OBJECTIVE: Locate every line in the records below that contains the word "sentences", and copy each one.

DATA SUPPLIED:

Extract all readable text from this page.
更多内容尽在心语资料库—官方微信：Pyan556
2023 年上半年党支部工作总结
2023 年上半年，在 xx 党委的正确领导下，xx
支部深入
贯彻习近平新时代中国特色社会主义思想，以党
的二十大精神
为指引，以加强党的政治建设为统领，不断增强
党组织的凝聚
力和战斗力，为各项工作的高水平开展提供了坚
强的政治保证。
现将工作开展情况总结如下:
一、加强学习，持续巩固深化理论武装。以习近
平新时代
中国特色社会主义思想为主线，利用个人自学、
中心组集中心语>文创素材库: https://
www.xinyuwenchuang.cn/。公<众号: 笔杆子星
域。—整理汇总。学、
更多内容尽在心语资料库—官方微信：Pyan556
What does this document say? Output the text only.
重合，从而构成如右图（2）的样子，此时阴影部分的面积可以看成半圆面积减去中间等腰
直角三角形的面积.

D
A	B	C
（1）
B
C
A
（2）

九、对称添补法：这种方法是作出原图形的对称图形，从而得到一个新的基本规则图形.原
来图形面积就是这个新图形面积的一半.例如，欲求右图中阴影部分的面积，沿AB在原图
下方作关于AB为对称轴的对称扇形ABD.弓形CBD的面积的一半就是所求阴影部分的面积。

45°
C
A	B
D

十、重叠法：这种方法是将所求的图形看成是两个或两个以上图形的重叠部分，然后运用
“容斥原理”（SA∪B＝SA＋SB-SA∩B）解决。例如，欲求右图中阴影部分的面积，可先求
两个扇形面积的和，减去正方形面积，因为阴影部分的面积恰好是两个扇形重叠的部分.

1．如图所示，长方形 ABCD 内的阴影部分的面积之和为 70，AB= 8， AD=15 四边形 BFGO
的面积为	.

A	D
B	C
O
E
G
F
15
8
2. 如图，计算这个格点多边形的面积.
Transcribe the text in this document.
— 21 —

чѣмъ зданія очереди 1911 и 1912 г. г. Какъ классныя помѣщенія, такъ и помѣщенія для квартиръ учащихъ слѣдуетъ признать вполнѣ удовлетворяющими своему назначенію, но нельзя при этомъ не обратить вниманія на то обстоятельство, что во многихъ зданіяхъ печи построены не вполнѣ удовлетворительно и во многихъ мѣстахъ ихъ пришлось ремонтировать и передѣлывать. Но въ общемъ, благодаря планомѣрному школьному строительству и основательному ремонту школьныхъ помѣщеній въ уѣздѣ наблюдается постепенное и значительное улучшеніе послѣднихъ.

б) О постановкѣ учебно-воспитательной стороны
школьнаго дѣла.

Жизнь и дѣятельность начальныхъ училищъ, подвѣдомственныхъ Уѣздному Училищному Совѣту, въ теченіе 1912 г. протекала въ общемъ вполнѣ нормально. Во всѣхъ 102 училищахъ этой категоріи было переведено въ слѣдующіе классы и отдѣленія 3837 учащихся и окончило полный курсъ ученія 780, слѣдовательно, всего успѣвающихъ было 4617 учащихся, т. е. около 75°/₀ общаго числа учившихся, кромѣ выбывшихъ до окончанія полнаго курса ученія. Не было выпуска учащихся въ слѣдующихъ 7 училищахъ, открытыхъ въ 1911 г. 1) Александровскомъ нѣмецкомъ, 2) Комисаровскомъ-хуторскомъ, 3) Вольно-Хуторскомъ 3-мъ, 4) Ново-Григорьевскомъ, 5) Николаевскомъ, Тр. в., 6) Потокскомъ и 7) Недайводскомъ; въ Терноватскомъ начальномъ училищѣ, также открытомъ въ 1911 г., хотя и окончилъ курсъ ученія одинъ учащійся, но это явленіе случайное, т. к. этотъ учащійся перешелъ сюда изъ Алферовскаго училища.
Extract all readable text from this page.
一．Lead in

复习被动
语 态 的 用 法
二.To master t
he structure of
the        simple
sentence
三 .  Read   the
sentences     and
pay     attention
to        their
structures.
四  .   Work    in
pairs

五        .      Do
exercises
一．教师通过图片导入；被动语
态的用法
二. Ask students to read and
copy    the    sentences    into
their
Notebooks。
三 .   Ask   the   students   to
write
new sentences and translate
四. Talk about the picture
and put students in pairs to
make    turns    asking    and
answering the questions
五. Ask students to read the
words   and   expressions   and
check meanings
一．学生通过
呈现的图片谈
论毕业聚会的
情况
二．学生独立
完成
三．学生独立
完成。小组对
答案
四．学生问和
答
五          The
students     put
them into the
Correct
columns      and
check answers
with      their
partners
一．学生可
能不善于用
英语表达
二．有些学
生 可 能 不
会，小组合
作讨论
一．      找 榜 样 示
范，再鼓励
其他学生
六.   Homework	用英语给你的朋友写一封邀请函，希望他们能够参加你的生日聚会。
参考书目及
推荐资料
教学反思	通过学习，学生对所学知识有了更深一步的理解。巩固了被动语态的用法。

WRITTEN SOLUTION:
sentences     and
copy    the    sentences    into
new sentences and translate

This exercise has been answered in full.